### [Exercise requirements]
Scan the lines and state how many carry "this". Leave out everything but the number.
*****
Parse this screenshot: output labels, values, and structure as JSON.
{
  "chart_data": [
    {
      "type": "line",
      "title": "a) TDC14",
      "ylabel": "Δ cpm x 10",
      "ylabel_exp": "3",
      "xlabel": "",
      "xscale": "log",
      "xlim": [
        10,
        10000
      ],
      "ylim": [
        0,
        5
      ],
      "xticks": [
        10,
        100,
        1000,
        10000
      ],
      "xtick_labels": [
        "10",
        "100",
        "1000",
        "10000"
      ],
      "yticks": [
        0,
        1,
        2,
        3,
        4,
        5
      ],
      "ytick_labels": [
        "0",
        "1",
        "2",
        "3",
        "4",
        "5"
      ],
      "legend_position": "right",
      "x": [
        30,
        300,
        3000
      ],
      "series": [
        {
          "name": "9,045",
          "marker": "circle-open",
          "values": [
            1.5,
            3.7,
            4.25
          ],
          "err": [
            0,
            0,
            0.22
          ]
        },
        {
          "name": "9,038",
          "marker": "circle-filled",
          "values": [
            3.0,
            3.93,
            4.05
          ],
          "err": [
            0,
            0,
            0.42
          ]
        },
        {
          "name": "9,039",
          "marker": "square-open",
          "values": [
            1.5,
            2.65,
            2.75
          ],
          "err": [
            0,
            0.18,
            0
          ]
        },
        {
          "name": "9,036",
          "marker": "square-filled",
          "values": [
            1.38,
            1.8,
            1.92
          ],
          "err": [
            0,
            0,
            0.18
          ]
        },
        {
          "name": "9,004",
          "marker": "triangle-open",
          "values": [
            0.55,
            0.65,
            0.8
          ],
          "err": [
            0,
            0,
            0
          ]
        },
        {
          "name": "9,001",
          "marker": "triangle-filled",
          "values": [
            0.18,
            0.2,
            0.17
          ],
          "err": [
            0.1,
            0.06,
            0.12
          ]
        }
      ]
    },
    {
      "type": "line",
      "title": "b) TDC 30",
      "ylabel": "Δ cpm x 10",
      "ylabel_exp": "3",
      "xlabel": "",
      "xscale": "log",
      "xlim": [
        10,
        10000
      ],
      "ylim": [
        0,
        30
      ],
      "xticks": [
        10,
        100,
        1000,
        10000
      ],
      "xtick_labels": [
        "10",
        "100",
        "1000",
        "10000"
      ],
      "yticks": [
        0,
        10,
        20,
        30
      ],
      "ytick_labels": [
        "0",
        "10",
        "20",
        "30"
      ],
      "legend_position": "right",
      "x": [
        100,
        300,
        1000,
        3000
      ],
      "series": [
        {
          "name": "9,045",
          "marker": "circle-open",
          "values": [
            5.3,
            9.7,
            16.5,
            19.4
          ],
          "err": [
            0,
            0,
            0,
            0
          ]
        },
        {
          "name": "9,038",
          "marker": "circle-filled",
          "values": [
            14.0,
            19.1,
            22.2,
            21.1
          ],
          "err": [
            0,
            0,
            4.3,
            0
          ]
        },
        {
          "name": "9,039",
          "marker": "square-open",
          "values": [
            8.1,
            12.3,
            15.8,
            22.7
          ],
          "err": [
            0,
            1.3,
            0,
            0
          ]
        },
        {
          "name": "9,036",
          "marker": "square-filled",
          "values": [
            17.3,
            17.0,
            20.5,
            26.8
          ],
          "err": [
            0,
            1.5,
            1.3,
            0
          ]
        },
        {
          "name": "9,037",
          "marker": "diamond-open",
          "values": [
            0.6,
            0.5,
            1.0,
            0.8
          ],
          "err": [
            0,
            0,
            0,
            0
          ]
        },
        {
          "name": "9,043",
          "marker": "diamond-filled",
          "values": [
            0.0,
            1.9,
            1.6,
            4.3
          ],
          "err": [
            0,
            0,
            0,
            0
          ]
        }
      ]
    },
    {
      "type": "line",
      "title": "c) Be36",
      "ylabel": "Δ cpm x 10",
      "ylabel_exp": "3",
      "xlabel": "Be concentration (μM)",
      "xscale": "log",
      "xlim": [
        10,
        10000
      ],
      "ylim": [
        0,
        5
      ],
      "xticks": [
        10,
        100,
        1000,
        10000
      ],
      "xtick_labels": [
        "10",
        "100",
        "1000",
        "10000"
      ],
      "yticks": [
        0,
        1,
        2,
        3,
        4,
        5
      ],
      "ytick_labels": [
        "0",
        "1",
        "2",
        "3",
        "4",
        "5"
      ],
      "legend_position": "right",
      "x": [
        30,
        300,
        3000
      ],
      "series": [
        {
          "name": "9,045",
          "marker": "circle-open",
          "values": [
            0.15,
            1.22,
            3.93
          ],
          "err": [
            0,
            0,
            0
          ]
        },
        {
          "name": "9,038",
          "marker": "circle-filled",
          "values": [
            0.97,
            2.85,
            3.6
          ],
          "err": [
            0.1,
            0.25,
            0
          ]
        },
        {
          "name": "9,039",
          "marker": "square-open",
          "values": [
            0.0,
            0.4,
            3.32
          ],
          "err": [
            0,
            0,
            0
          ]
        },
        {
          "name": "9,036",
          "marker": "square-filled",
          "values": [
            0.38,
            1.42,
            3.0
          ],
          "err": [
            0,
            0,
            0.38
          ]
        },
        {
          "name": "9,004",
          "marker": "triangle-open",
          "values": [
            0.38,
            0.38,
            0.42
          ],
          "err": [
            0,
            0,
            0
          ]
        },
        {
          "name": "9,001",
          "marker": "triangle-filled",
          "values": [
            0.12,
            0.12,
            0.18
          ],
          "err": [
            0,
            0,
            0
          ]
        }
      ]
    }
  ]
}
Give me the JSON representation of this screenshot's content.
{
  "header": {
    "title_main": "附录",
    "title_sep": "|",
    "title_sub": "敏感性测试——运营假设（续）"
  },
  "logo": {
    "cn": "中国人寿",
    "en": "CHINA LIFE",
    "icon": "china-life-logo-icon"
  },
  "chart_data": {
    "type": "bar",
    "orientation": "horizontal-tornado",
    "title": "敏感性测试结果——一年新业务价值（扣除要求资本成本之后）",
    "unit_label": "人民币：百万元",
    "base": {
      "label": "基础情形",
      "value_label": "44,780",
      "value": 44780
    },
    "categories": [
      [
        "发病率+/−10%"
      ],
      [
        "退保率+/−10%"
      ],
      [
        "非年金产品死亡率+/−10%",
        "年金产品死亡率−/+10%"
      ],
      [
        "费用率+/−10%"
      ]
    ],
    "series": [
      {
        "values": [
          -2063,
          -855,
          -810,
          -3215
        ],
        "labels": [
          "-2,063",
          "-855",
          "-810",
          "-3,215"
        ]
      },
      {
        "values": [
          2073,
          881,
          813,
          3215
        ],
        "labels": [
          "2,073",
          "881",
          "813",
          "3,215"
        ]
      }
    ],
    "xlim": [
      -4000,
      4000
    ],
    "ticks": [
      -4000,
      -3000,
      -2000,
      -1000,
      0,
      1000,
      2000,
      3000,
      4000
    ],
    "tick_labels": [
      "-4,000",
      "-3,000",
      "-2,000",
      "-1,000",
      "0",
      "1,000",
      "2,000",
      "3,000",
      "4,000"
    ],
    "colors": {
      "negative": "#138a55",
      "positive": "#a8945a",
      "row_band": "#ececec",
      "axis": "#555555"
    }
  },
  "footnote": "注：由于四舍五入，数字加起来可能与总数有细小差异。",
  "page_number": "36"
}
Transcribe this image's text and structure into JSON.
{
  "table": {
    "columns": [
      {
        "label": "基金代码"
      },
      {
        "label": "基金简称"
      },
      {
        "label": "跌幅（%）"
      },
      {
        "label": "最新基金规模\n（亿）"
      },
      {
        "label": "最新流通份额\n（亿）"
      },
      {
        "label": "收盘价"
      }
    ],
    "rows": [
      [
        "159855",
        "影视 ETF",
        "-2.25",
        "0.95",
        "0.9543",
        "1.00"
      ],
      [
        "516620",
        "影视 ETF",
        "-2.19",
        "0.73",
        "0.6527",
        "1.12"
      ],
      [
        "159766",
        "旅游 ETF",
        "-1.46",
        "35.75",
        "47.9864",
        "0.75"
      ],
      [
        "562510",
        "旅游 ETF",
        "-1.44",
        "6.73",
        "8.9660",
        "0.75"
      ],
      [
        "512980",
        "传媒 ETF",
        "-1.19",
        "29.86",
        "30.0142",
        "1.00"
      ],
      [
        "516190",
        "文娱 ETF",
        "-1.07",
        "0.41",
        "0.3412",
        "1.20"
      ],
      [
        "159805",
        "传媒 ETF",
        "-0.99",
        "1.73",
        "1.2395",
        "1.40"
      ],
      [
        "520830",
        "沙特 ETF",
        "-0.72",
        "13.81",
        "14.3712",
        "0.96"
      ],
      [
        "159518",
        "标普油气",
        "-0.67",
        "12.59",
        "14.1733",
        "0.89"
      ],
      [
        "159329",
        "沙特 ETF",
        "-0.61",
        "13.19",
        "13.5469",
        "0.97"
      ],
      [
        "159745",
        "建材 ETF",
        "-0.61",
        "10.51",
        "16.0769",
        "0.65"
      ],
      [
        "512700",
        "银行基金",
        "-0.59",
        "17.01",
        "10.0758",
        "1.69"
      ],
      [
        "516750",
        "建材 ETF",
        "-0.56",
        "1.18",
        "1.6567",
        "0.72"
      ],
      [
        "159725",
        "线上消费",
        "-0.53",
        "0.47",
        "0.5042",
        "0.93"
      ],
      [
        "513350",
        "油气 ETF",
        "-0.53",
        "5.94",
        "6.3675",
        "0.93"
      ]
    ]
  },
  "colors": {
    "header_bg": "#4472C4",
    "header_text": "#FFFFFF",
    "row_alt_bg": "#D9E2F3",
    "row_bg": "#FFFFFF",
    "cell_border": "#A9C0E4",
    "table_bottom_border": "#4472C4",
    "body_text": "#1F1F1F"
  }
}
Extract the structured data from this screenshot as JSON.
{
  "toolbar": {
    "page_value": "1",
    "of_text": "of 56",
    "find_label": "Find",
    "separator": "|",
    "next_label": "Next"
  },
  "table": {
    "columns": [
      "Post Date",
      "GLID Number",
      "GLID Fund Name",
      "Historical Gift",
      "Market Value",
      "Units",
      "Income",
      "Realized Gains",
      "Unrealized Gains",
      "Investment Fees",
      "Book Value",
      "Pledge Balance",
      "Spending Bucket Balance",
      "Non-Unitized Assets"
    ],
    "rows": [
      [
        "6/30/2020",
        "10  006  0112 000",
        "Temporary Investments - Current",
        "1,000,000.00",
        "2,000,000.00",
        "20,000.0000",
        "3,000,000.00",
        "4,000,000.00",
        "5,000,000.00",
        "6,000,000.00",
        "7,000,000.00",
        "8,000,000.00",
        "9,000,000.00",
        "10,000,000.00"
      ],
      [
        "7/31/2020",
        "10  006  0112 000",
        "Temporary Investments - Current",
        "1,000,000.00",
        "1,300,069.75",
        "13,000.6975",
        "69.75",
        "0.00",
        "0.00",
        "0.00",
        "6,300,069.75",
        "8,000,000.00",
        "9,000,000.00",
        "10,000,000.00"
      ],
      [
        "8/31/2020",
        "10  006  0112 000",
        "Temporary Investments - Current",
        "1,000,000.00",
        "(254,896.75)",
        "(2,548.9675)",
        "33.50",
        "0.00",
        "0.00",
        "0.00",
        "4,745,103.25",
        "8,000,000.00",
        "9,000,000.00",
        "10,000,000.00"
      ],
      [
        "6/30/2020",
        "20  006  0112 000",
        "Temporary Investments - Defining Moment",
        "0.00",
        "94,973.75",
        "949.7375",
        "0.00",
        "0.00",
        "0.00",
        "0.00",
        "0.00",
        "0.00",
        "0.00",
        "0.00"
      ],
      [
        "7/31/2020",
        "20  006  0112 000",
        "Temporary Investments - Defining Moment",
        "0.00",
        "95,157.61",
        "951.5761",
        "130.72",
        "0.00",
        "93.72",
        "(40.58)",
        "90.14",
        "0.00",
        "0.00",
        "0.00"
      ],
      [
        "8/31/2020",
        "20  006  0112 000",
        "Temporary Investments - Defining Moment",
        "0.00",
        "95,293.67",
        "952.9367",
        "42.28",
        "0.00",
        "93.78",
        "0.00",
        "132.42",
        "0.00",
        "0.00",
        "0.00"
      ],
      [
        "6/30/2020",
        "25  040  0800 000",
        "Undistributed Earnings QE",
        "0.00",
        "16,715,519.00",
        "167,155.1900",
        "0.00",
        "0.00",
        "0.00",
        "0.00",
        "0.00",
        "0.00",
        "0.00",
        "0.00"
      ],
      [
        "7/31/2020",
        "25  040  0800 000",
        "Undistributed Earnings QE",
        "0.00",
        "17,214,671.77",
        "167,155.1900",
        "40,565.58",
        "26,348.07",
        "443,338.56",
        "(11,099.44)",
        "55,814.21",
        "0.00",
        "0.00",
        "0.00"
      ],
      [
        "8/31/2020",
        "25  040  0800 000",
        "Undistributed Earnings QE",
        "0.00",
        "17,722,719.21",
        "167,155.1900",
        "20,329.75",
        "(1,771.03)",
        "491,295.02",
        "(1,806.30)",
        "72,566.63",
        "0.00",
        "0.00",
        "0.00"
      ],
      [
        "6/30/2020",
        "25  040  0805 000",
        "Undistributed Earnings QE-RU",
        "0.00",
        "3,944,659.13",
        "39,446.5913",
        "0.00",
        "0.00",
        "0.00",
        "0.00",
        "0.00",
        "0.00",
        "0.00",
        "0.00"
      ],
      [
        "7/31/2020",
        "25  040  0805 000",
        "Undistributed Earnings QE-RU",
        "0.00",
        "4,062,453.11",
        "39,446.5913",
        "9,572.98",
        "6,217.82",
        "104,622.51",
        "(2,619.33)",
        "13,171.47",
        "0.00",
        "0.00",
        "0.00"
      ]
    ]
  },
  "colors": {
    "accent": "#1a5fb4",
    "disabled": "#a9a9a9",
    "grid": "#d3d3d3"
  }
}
*****
### [Finished exercise]
4